The thinness of this pots is an issue, but the weight of some thicker pots is a concern for me as well. The decision tree is versus a well-made pot that is hard to lift and a thin pot I have to watch like a hawk to avoid scorching. Trade-offs abound... and I also like the idea of someone else drilling that hole, since you get one chance to get it right. :)

I'll check out those Update International pots, however, since a trip to a restaurant supply store a couple weeks ago showed me that some triclad-bottom pots weren't too heavy.

Tri-clad is worth it.  No scorching.  The water is the significant % of the weight, not the kettle, when full.  A 20 gallon SS Tri-clad kettle only weighs around 35 lbs (dry).  Your kettle will likely weigh less than that (since you'll probably have a smaller kettle).  If you can lift up a child who is 3 years old, you can lift the kettle.  Just use gravity, scoops, or pumps to transfer the liquids.

The mental part is the hardest part of drilling a hole in the kettle.  Just get a weldless SS bulkhead + ball valve and a cheap step drill bit online (capable of drilling a 7/8 inch hole) and do it!  (I shouldn't talk :-X--it took me a month and a half, and three batches, to finally do it.  :-[ But, you get the idea).

⁂

• WORK INSTRUCTIONS
Can you output the part of the brewing kettle discussion above word for word, starting with "The mental part" and going on through "get the idea)."?

• COLLECTED DATA

⁂

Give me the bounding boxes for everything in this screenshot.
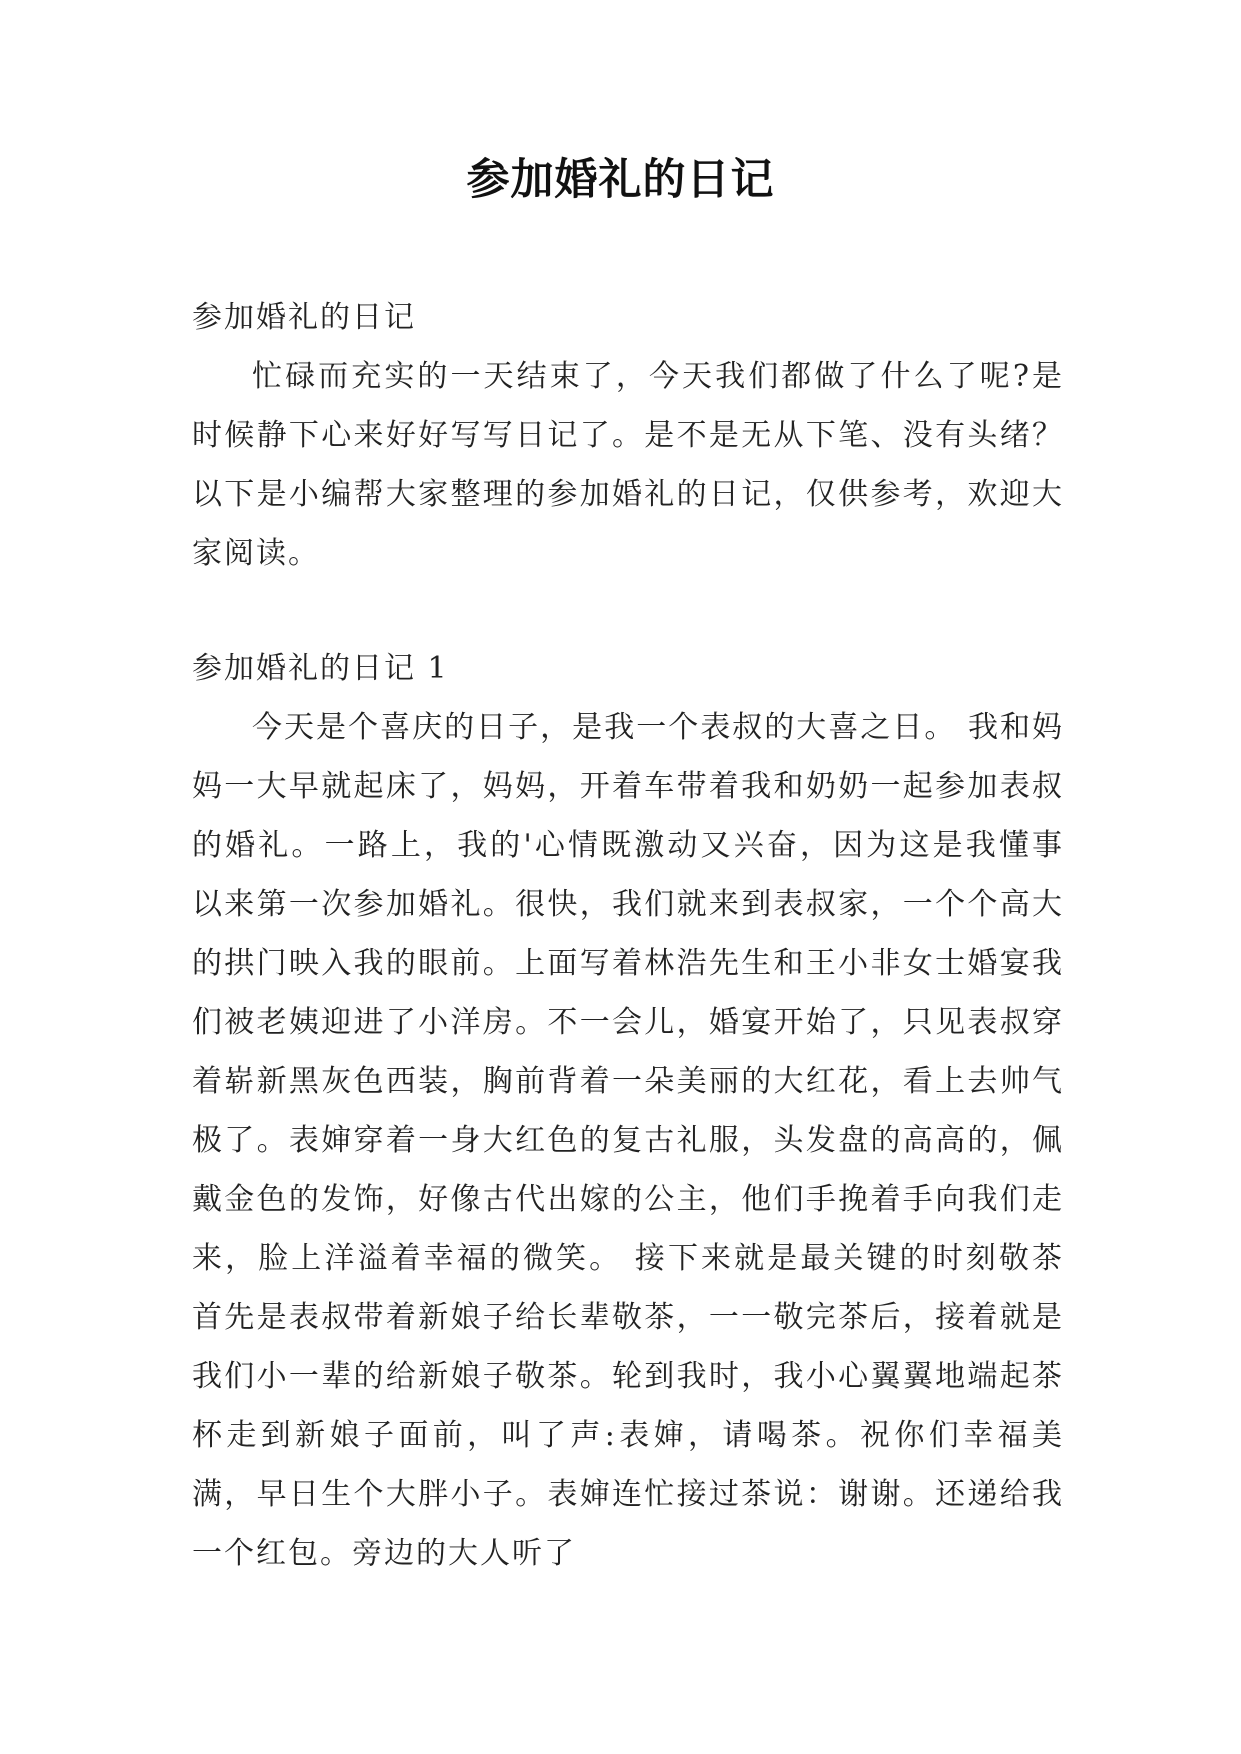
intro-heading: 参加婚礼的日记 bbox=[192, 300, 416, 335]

⁂

• EXERCISE OUTPUT
The mental part is the hardest part of drilling a hole in the kettle.  Just get a weldless SS bulkhead + ball valve and a cheap step drill bit online (capable of drilling a 7/8 inch hole) and do it!  (I shouldn't talk :-X--it took me a month and a half, and three batches, to finally do it.  :-[ But, you get the idea).